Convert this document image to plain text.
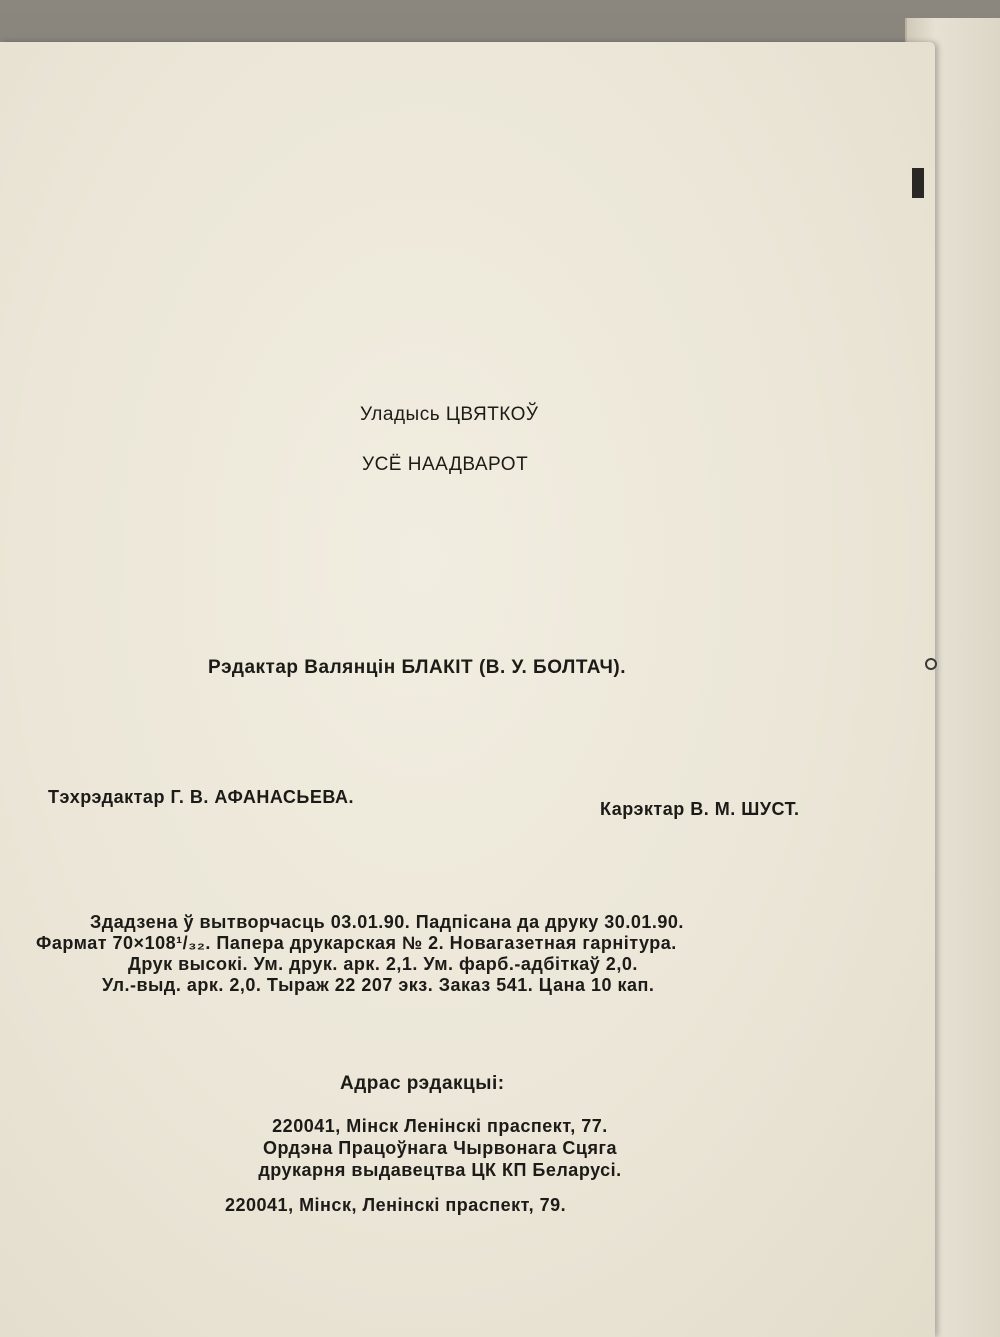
Уладысь ЦВЯТКОЎ
УСЁ НААДВАРОТ
Рэдактар Валянцін БЛАКІТ (В. У. БОЛТАЧ).
Тэхрэдактар Г. В. АФАНАСЬЕВА.
Карэктар В. М. ШУСТ.
Здадзена ў вытворчасць 03.01.90. Падпісана да друку 30.01.90.
Фармат 70×108¹/₃₂. Папера друкарская № 2. Новагазетная гарнітура.
Друк высокі. Ум. друк. арк. 2,1. Ум. фарб.-адбіткаў 2,0.
Ул.-выд. арк. 2,0. Тыраж 22 207 экз. Заказ 541. Цана 10 кап.
Адрас рэдакцыі:
220041, Мінск Ленінскі праспект, 77.
Ордэна Працоўнага Чырвонага Сцяга
друкарня выдавецтва ЦК КП Беларусі.
220041, Мінск, Ленінскі праспект, 79.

────────────────────

AIM: Look over the records above and copy each line that includes the string "Мінск".

TASK SOLUTION:
220041, Мінск Ленінскі праспект, 77.
220041, Мінск, Ленінскі праспект, 79.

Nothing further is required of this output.